[Dataset items]
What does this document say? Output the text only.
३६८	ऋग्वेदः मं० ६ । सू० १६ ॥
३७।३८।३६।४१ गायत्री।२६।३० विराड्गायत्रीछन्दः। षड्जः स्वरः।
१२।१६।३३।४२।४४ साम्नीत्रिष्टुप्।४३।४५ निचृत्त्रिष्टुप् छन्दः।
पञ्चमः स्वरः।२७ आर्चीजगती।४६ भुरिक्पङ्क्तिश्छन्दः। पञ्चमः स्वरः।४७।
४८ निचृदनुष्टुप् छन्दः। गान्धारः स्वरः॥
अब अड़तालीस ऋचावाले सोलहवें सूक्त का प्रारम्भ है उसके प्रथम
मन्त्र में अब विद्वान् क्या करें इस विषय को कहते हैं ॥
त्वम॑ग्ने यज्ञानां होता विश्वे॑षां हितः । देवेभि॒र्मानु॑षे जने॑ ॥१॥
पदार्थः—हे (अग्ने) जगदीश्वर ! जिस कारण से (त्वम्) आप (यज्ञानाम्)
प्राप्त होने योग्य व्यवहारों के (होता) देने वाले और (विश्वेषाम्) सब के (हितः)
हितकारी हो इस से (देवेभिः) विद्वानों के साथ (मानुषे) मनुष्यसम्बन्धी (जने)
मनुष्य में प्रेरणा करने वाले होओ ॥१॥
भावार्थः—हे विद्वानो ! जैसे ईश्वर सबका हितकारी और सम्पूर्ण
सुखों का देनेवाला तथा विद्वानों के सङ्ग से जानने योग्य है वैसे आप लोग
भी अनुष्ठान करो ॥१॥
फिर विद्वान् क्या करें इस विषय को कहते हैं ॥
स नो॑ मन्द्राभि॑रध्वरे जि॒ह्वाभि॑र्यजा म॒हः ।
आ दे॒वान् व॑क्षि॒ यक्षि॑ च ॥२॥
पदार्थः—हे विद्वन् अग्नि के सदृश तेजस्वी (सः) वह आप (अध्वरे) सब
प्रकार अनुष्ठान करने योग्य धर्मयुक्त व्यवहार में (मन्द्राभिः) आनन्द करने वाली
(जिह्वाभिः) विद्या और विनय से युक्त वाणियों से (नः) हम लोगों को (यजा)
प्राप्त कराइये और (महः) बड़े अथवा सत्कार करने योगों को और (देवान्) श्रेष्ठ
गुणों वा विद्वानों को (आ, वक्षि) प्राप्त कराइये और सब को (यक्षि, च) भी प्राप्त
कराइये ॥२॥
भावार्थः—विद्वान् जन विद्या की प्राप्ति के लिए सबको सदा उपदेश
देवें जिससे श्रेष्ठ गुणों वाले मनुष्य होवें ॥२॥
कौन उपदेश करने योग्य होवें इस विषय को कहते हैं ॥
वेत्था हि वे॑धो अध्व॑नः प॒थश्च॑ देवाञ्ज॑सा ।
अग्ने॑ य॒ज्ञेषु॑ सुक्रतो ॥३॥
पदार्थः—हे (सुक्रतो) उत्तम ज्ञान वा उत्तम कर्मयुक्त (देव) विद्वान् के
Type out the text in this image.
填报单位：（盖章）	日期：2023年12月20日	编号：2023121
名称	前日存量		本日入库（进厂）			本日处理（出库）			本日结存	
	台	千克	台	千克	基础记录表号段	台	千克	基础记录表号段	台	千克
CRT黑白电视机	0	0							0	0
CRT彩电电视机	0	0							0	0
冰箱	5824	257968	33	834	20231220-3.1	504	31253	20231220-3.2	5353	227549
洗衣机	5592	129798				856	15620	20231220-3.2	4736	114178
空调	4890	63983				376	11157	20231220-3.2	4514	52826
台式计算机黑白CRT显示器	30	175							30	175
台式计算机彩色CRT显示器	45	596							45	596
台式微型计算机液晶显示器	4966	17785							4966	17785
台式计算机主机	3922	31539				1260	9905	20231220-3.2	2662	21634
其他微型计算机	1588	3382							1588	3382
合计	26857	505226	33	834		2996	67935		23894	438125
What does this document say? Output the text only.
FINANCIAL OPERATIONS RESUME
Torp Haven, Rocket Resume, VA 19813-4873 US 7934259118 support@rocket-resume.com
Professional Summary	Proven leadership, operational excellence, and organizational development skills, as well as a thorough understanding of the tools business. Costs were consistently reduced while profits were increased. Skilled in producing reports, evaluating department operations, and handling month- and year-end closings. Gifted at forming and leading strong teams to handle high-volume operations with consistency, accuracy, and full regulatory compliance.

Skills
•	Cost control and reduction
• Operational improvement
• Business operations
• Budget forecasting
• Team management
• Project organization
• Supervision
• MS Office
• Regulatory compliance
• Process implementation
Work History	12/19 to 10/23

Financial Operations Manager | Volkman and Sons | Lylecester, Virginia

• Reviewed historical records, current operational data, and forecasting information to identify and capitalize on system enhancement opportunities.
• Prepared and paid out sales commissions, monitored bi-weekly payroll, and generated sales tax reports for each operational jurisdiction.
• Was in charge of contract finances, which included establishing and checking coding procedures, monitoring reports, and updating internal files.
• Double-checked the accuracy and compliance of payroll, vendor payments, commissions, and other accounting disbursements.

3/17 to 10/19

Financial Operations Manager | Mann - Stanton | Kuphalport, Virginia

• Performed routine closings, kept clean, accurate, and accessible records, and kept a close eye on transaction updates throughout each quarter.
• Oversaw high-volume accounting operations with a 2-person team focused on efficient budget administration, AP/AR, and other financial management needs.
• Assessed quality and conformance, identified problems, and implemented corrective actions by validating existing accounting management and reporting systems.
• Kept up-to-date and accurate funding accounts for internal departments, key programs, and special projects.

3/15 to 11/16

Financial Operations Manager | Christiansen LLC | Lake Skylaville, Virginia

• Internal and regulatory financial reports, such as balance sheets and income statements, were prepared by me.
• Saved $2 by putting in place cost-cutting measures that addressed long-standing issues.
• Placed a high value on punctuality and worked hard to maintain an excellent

» **WRITTEN INSTRUCTION**
From the listing above, reproduce all the lines exactly.

» **TASK RESULT**
What does this document say? Output the text only.
३६८	ऋग्वेदः मं० ६ । सू० १६ ॥
३७।३८।३६।४१ गायत्री।२६।३० विराड्गायत्रीछन्दः। षड्जः स्वरः।
१२।१६।३३।४२।४४ साम्नीत्रिष्टुप्।४३।४५ निचृत्त्रिष्टुप् छन्दः।
पञ्चमः स्वरः।२७ आर्चीजगती।४६ भुरिक्पङ्क्तिश्छन्दः। पञ्चमः स्वरः।४७।
४८ निचृदनुष्टुप् छन्दः। गान्धारः स्वरः॥
अब अड़तालीस ऋचावाले सोलहवें सूक्त का प्रारम्भ है उसके प्रथम
मन्त्र में अब विद्वान् क्या करें इस विषय को कहते हैं ॥
त्वम॑ग्ने यज्ञानां होता विश्वे॑षां हितः । देवेभि॒र्मानु॑षे जने॑ ॥१॥
पदार्थः—हे (अग्ने) जगदीश्वर ! जिस कारण से (त्वम्) आप (यज्ञानाम्)
प्राप्त होने योग्य व्यवहारों के (होता) देने वाले और (विश्वेषाम्) सब के (हितः)
हितकारी हो इस से (देवेभिः) विद्वानों के साथ (मानुषे) मनुष्यसम्बन्धी (जने)
मनुष्य में प्रेरणा करने वाले होओ ॥१॥
भावार्थः—हे विद्वानो ! जैसे ईश्वर सबका हितकारी और सम्पूर्ण
सुखों का देनेवाला तथा विद्वानों के सङ्ग से जानने योग्य है वैसे आप लोग
भी अनुष्ठान करो ॥१॥
फिर विद्वान् क्या करें इस विषय को कहते हैं ॥
स नो॑ मन्द्राभि॑रध्वरे जि॒ह्वाभि॑र्यजा म॒हः ।
आ दे॒वान् व॑क्षि॒ यक्षि॑ च ॥२॥
पदार्थः—हे विद्वन् अग्नि के सदृश तेजस्वी (सः) वह आप (अध्वरे) सब
प्रकार अनुष्ठान करने योग्य धर्मयुक्त व्यवहार में (मन्द्राभिः) आनन्द करने वाली
(जिह्वाभिः) विद्या और विनय से युक्त वाणियों से (नः) हम लोगों को (यजा)
प्राप्त कराइये और (महः) बड़े अथवा सत्कार करने योगों को और (देवान्) श्रेष्ठ
गुणों वा विद्वानों को (आ, वक्षि) प्राप्त कराइये और सब को (यक्षि, च) भी प्राप्त
कराइये ॥२॥
भावार्थः—विद्वान् जन विद्या की प्राप्ति के लिए सबको सदा उपदेश
देवें जिससे श्रेष्ठ गुणों वाले मनुष्य होवें ॥२॥
कौन उपदेश करने योग्य होवें इस विषय को कहते हैं ॥
वेत्था हि वे॑धो अध्व॑नः प॒थश्च॑ देवाञ्ज॑सा ।
अग्ने॑ य॒ज्ञेषु॑ सुक्रतो ॥३॥
पदार्थः—हे (सुक्रतो) उत्तम ज्ञान वा उत्तम कर्मयुक्त (देव) विद्वान् के
Type out the text in this image.
填报单位：（盖章）	日期：2023年12月20日	编号：2023121
名称	前日存量		本日入库（进厂）			本日处理（出库）			本日结存	
	台	千克	台	千克	基础记录表号段	台	千克	基础记录表号段	台	千克
CRT黑白电视机	0	0							0	0
CRT彩电电视机	0	0							0	0
冰箱	5824	257968	33	834	20231220-3.1	504	31253	20231220-3.2	5353	227549
洗衣机	5592	129798				856	15620	20231220-3.2	4736	114178
空调	4890	63983				376	11157	20231220-3.2	4514	52826
台式计算机黑白CRT显示器	30	175							30	175
台式计算机彩色CRT显示器	45	596							45	596
台式微型计算机液晶显示器	4966	17785							4966	17785
台式计算机主机	3922	31539				1260	9905	20231220-3.2	2662	21634
其他微型计算机	1588	3382							1588	3382
合计	26857	505226	33	834		2996	67935		23894	438125
What does this document say? Output the text only.
FINANCIAL OPERATIONS RESUME
Torp Haven, Rocket Resume, VA 19813-4873 US 7934259118 support@rocket-resume.com
Professional Summary	Proven leadership, operational excellence, and organizational development skills, as well as a thorough understanding of the tools business. Costs were consistently reduced while profits were increased. Skilled in producing reports, evaluating department operations, and handling month- and year-end closings. Gifted at forming and leading strong teams to handle high-volume operations with consistency, accuracy, and full regulatory compliance.

Skills
•	Cost control and reduction
• Operational improvement
• Business operations
• Budget forecasting
• Team management
• Project organization
• Supervision
• MS Office
• Regulatory compliance
• Process implementation
Work History	12/19 to 10/23

Financial Operations Manager | Volkman and Sons | Lylecester, Virginia

• Reviewed historical records, current operational data, and forecasting information to identify and capitalize on system enhancement opportunities.
• Prepared and paid out sales commissions, monitored bi-weekly payroll, and generated sales tax reports for each operational jurisdiction.
• Was in charge of contract finances, which included establishing and checking coding procedures, monitoring reports, and updating internal files.
• Double-checked the accuracy and compliance of payroll, vendor payments, commissions, and other accounting disbursements.

3/17 to 10/19

Financial Operations Manager | Mann - Stanton | Kuphalport, Virginia

• Performed routine closings, kept clean, accurate, and accessible records, and kept a close eye on transaction updates throughout each quarter.
• Oversaw high-volume accounting operations with a 2-person team focused on efficient budget administration, AP/AR, and other financial management needs.
• Assessed quality and conformance, identified problems, and implemented corrective actions by validating existing accounting management and reporting systems.
• Kept up-to-date and accurate funding accounts for internal departments, key programs, and special projects.

3/15 to 11/16

Financial Operations Manager | Christiansen LLC | Lake Skylaville, Virginia

• Internal and regulatory financial reports, such as balance sheets and income statements, were prepared by me.
• Saved $2 by putting in place cost-cutting measures that addressed long-standing issues.
• Placed a high value on punctuality and worked hard to maintain an excellent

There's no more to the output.